§ Instructions for the task: Would you output the whole listing below, exactly as it reads?

--- START ---

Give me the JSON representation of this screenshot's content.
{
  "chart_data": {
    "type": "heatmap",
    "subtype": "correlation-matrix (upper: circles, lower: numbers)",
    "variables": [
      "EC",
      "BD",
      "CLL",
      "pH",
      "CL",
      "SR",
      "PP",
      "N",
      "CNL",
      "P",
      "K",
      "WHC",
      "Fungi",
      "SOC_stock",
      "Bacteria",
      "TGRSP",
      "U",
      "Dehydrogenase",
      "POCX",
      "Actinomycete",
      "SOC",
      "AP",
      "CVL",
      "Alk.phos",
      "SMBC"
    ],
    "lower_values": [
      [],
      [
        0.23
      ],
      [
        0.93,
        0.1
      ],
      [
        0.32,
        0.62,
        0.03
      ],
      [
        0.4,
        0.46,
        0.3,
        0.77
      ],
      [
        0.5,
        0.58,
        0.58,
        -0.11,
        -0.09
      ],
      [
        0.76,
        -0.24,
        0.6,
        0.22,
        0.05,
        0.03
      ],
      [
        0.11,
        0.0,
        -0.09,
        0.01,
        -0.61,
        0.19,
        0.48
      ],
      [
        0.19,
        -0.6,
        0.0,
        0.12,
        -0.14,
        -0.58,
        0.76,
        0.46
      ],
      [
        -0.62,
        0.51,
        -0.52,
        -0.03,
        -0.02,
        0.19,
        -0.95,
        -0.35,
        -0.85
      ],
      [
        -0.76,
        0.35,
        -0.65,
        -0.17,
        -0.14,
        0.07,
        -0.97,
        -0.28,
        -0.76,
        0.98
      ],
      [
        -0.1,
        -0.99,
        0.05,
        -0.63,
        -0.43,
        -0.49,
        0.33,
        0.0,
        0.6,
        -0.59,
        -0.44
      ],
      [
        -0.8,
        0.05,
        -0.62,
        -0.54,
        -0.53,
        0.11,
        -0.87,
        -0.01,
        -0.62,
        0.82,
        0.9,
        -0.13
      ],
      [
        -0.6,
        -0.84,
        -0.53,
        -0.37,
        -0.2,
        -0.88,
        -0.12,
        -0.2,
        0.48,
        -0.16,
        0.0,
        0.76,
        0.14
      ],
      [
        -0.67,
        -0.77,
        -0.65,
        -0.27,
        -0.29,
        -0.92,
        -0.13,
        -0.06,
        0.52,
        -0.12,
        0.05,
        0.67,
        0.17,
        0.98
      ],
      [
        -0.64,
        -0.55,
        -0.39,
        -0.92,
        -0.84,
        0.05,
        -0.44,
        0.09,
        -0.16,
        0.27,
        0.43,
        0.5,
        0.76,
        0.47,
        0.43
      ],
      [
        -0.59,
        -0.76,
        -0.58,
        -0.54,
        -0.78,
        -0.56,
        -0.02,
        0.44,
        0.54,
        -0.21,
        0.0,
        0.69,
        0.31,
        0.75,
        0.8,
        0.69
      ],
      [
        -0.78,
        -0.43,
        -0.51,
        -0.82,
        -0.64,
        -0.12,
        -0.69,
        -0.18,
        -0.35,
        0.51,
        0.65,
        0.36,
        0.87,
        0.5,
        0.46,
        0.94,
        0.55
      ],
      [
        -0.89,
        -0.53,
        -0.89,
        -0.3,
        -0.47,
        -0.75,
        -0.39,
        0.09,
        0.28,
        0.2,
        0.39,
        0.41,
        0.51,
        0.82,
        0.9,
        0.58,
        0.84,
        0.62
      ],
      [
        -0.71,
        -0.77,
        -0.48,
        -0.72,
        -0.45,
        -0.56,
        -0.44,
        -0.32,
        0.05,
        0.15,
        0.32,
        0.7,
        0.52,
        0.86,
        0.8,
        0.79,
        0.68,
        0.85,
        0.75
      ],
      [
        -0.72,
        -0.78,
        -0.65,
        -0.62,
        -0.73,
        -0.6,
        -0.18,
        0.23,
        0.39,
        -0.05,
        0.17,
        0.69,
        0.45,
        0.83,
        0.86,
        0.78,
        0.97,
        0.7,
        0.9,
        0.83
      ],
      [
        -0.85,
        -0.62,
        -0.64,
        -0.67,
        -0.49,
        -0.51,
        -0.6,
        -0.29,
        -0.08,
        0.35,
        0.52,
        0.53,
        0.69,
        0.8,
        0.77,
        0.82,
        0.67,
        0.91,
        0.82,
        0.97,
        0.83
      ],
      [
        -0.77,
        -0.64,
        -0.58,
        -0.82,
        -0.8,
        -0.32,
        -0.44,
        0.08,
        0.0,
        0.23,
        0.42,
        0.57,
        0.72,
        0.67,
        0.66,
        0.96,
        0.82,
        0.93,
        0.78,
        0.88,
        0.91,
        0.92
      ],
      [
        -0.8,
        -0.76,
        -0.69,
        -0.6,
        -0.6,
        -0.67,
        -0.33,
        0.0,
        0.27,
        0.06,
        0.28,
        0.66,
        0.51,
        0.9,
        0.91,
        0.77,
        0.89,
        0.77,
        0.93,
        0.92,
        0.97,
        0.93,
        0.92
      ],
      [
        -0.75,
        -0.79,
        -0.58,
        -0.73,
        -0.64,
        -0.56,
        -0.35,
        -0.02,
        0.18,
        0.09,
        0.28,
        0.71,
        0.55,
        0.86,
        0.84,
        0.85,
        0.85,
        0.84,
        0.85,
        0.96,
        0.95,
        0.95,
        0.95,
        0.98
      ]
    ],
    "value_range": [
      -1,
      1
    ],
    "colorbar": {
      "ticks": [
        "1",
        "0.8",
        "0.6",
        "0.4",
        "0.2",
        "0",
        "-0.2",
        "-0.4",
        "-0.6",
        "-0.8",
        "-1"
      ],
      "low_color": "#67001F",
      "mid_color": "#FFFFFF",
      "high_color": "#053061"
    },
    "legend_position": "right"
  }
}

--- END ---

§ Exercise result:
Give me the JSON representation of this screenshot's content.
{
  "chart_data": {
    "type": "heatmap",
    "subtype": "correlation-matrix (upper: circles, lower: numbers)",
    "variables": [
      "EC",
      "BD",
      "CLL",
      "pH",
      "CL",
      "SR",
      "PP",
      "N",
      "CNL",
      "P",
      "K",
      "WHC",
      "Fungi",
      "SOC_stock",
      "Bacteria",
      "TGRSP",
      "U",
      "Dehydrogenase",
      "POCX",
      "Actinomycete",
      "SOC",
      "AP",
      "CVL",
      "Alk.phos",
      "SMBC"
    ],
    "lower_values": [
      [],
      [
        0.23
      ],
      [
        0.93,
        0.1
      ],
      [
        0.32,
        0.62,
        0.03
      ],
      [
        0.4,
        0.46,
        0.3,
        0.77
      ],
      [
        0.5,
        0.58,
        0.58,
        -0.11,
        -0.09
      ],
      [
        0.76,
        -0.24,
        0.6,
        0.22,
        0.05,
        0.03
      ],
      [
        0.11,
        0.0,
        -0.09,
        0.01,
        -0.61,
        0.19,
        0.48
      ],
      [
        0.19,
        -0.6,
        0.0,
        0.12,
        -0.14,
        -0.58,
        0.76,
        0.46
      ],
      [
        -0.62,
        0.51,
        -0.52,
        -0.03,
        -0.02,
        0.19,
        -0.95,
        -0.35,
        -0.85
      ],
      [
        -0.76,
        0.35,
        -0.65,
        -0.17,
        -0.14,
        0.07,
        -0.97,
        -0.28,
        -0.76,
        0.98
      ],
      [
        -0.1,
        -0.99,
        0.05,
        -0.63,
        -0.43,
        -0.49,
        0.33,
        0.0,
        0.6,
        -0.59,
        -0.44
      ],
      [
        -0.8,
        0.05,
        -0.62,
        -0.54,
        -0.53,
        0.11,
        -0.87,
        -0.01,
        -0.62,
        0.82,
        0.9,
        -0.13
      ],
      [
        -0.6,
        -0.84,
        -0.53,
        -0.37,
        -0.2,
        -0.88,
        -0.12,
        -0.2,
        0.48,
        -0.16,
        0.0,
        0.76,
        0.14
      ],
      [
        -0.67,
        -0.77,
        -0.65,
        -0.27,
        -0.29,
        -0.92,
        -0.13,
        -0.06,
        0.52,
        -0.12,
        0.05,
        0.67,
        0.17,
        0.98
      ],
      [
        -0.64,
        -0.55,
        -0.39,
        -0.92,
        -0.84,
        0.05,
        -0.44,
        0.09,
        -0.16,
        0.27,
        0.43,
        0.5,
        0.76,
        0.47,
        0.43
      ],
      [
        -0.59,
        -0.76,
        -0.58,
        -0.54,
        -0.78,
        -0.56,
        -0.02,
        0.44,
        0.54,
        -0.21,
        0.0,
        0.69,
        0.31,
        0.75,
        0.8,
        0.69
      ],
      [
        -0.78,
        -0.43,
        -0.51,
        -0.82,
        -0.64,
        -0.12,
        -0.69,
        -0.18,
        -0.35,
        0.51,
        0.65,
        0.36,
        0.87,
        0.5,
        0.46,
        0.94,
        0.55
      ],
      [
        -0.89,
        -0.53,
        -0.89,
        -0.3,
        -0.47,
        -0.75,
        -0.39,
        0.09,
        0.28,
        0.2,
        0.39,
        0.41,
        0.51,
        0.82,
        0.9,
        0.58,
        0.84,
        0.62
      ],
      [
        -0.71,
        -0.77,
        -0.48,
        -0.72,
        -0.45,
        -0.56,
        -0.44,
        -0.32,
        0.05,
        0.15,
        0.32,
        0.7,
        0.52,
        0.86,
        0.8,
        0.79,
        0.68,
        0.85,
        0.75
      ],
      [
        -0.72,
        -0.78,
        -0.65,
        -0.62,
        -0.73,
        -0.6,
        -0.18,
        0.23,
        0.39,
        -0.05,
        0.17,
        0.69,
        0.45,
        0.83,
        0.86,
        0.78,
        0.97,
        0.7,
        0.9,
        0.83
      ],
      [
        -0.85,
        -0.62,
        -0.64,
        -0.67,
        -0.49,
        -0.51,
        -0.6,
        -0.29,
        -0.08,
        0.35,
        0.52,
        0.53,
        0.69,
        0.8,
        0.77,
        0.82,
        0.67,
        0.91,
        0.82,
        0.97,
        0.83
      ],
      [
        -0.77,
        -0.64,
        -0.58,
        -0.82,
        -0.8,
        -0.32,
        -0.44,
        0.08,
        0.0,
        0.23,
        0.42,
        0.57,
        0.72,
        0.67,
        0.66,
        0.96,
        0.82,
        0.93,
        0.78,
        0.88,
        0.91,
        0.92
      ],
      [
        -0.8,
        -0.76,
        -0.69,
        -0.6,
        -0.6,
        -0.67,
        -0.33,
        0.0,
        0.27,
        0.06,
        0.28,
        0.66,
        0.51,
        0.9,
        0.91,
        0.77,
        0.89,
        0.77,
        0.93,
        0.92,
        0.97,
        0.93,
        0.92
      ],
      [
        -0.75,
        -0.79,
        -0.58,
        -0.73,
        -0.64,
        -0.56,
        -0.35,
        -0.02,
        0.18,
        0.09,
        0.28,
        0.71,
        0.55,
        0.86,
        0.84,
        0.85,
        0.85,
        0.84,
        0.85,
        0.96,
        0.95,
        0.95,
        0.95,
        0.98
      ]
    ],
    "value_range": [
      -1,
      1
    ],
    "colorbar": {
      "ticks": [
        "1",
        "0.8",
        "0.6",
        "0.4",
        "0.2",
        "0",
        "-0.2",
        "-0.4",
        "-0.6",
        "-0.8",
        "-1"
      ],
      "low_color": "#67001F",
      "mid_color": "#FFFFFF",
      "high_color": "#053061"
    },
    "legend_position": "right"
  }
}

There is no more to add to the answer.